Written exercise 1:
Using the Southeast Asia extract, answer:
(a) In 2023, what percentage of Southeast Asians viewed China as the most influential in political and strategic terms?
(b) Which table shows that the share worried about the US' influence is consistently lower than the share concerned about China?
(c) What three things shape economic legitimacy in Southeast Asia for China and the US?

Text extract:
◇ ◇ ◇
Looking at the data in Table 3 where China was perceived as the most influential economic power in Southeast Asia, it is clear that recognition of China's economic strength coexists with concerns about its influence. For instance, while a high percentage of respondents in 2022 saw China as the leading economic power, the data from Table 6 shows that a majority were simultaneously worried about its influence. Table 4 complements this understanding by showing a similar pattern of concern and acceptance towards China's economic influence. The data from 2023 in Table 4 were consistent with Table 6, showing the majority is worried about China's influence alongside a significant minority that welcomes it. Table 5 shifts the focus to political and strategic influence, where China's dominance is less pronounced compared to its economic influence. In 2023, only 41.5 percent of Southeast Asians viewed China as the most influential in political and strategic terms, suggesting that while China's economic influence is acknowledged and caused concern, its political influence is perceived with more skepticism.
IN comparison, the US is generally viewed more favorably. Tables 4 and 6 show lower levels of concern and higher levels of acceptance towards the US' growing influence. This is particularly evident in the results shown in Table 6, where the percentage of respondents worried about the US' influence is consistently lower than those concerned about China. Overall, these table collectively illustrate that while China is recognized as a significant economic and political force in Southeast Asia, this comes with considerable apprehension among Southeast Asians. The US, while perceived as less dominant in influence, tends to be viewed more positively, indicating a complex landscape of regional perceptions that are crucial for understanding the dynamics of great power rivalry in the region.
6. Comparative Analysis: Kingmaker and Legitimacy in Action
6.1 Economic legitimacy
Economic legitimacy in Southeast Asia for China and the US is a multifaceted phenomenon shaped by trade volumes, FDI patterns, and public perceptions. Together, these dimensions demonstrate how each power establishes influence and sustains its indispensability in the region. While the US often appears to offer more tangible benefits, such as trade surpluses and governance-aligned investments, China's perception as the dominant economic power in Southeast Asia remains higher. This paradox is rooted in a combination of scale, proximity, strategy, historical ties, and the narrative each power adopts in engaging with the region.
◇ ◇ ◇
Supplied information:
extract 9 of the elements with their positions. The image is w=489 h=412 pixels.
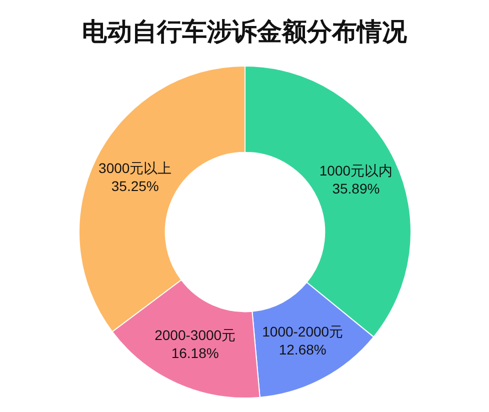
- data-label: 12.68%: [278, 341, 326, 358]
- slice-label: 2000-3000元: [154, 327, 236, 344]
- slice-label: 1000-2000元: [262, 323, 344, 340]
- data-label: 35.89%: [332, 180, 380, 196]
- data-label: 16.18%: [171, 345, 219, 362]
- slice-label: 1000元以内: [319, 162, 393, 178]
- data-label: 35.25%: [111, 178, 159, 194]
- chart-title: 电动自行车涉诉金额分布情况: [82, 18, 408, 46]
- slice-label: 3000元以上: [98, 160, 172, 176]
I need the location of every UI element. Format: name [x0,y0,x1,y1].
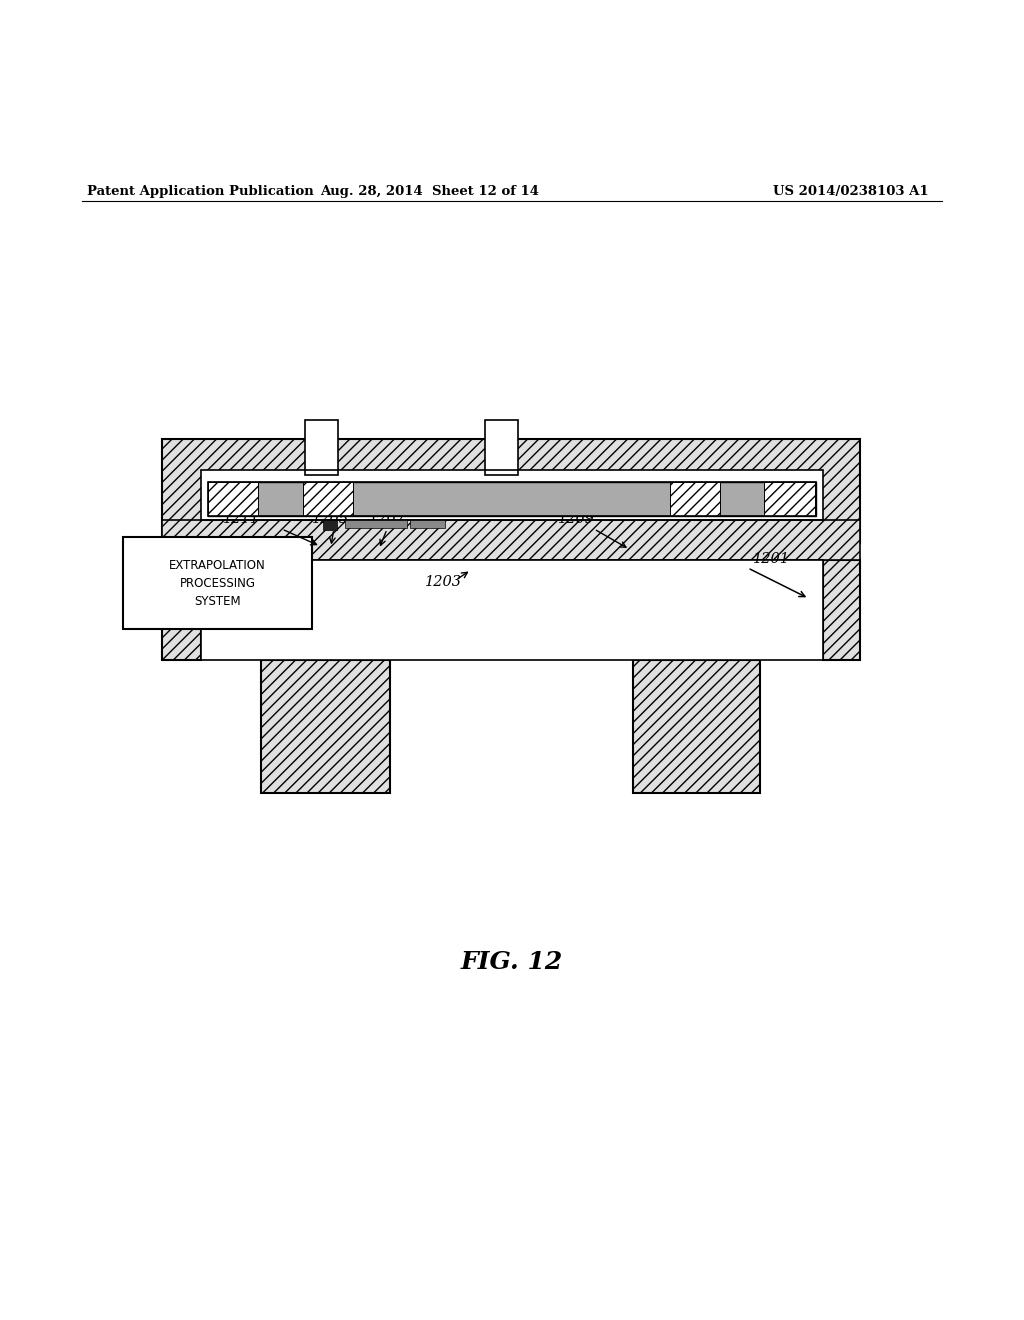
Text: US 2014/0238103 A1: US 2014/0238103 A1 [773,185,929,198]
Bar [410,520,445,528]
Bar [345,520,407,528]
Bar [208,482,816,516]
Text: 1201: 1201 [753,552,790,566]
Bar [201,470,823,520]
Bar [162,560,201,660]
Text: EXTRAPOLATION
PROCESSING
SYSTEM: EXTRAPOLATION PROCESSING SYSTEM [169,558,266,607]
Text: FIG. 12: FIG. 12 [461,950,563,974]
Bar [208,482,816,516]
Bar [305,420,338,475]
Bar [162,438,860,544]
Bar [201,470,823,520]
Text: 1205: 1205 [312,512,349,525]
Bar [208,482,258,516]
Bar [633,660,760,793]
Bar [261,660,390,793]
Bar [123,537,312,630]
Text: 1203: 1203 [425,576,462,589]
Bar [162,520,860,560]
Text: Aug. 28, 2014  Sheet 12 of 14: Aug. 28, 2014 Sheet 12 of 14 [321,185,540,198]
Bar [765,482,815,516]
Bar [485,420,518,475]
Text: 1209: 1209 [558,512,595,525]
Bar [823,560,860,660]
Text: Patent Application Publication: Patent Application Publication [87,185,313,198]
Bar [670,482,720,516]
Text: 1207: 1207 [369,512,406,525]
Bar [323,520,337,529]
Bar [201,560,823,660]
Text: 1211: 1211 [223,512,260,525]
Bar [303,482,353,516]
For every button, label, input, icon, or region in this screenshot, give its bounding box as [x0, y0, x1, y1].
◇ ◇ ◇
Written exercise 2:
Could you swap "screenshot" for "image" in the part of the records that opens with the line containing "I need the location" and closes with the end of the records, and give only that part again, otherwise unchanged and without the pictures?

Written response 1:
(a) 41.5 percent
(b) Table 6
(c) Trade volumes, FDI patterns, and public perceptions

Written response 2:
I need the location of every UI element. Format: name [x0,y0,x1,y1].
Text: US 2014/0238103 A1: US 2014/0238103 A1 [773,185,929,198]
Bar [410,520,445,528]
Bar [345,520,407,528]
Bar [208,482,816,516]
Text: 1201: 1201 [753,552,790,566]
Bar [201,470,823,520]
Bar [162,560,201,660]
Text: EXTRAPOLATION
PROCESSING
SYSTEM: EXTRAPOLATION PROCESSING SYSTEM [169,558,266,607]
Text: FIG. 12: FIG. 12 [461,950,563,974]
Bar [208,482,816,516]
Bar [305,420,338,475]
Bar [162,438,860,544]
Bar [201,470,823,520]
Text: 1205: 1205 [312,512,349,525]
Bar [208,482,258,516]
Bar [633,660,760,793]
Bar [261,660,390,793]
Bar [123,537,312,630]
Text: 1203: 1203 [425,576,462,589]
Bar [162,520,860,560]
Text: Aug. 28, 2014  Sheet 12 of 14: Aug. 28, 2014 Sheet 12 of 14 [321,185,540,198]
Bar [765,482,815,516]
Bar [485,420,518,475]
Text: 1209: 1209 [558,512,595,525]
Bar [823,560,860,660]
Text: Patent Application Publication: Patent Application Publication [87,185,313,198]
Bar [670,482,720,516]
Text: 1207: 1207 [369,512,406,525]
Bar [323,520,337,529]
Bar [201,560,823,660]
Text: 1211: 1211 [223,512,260,525]
Bar [303,482,353,516]
For every button, label, input, icon, or region in this image, give its bounding box as [x0, y0, x1, y1].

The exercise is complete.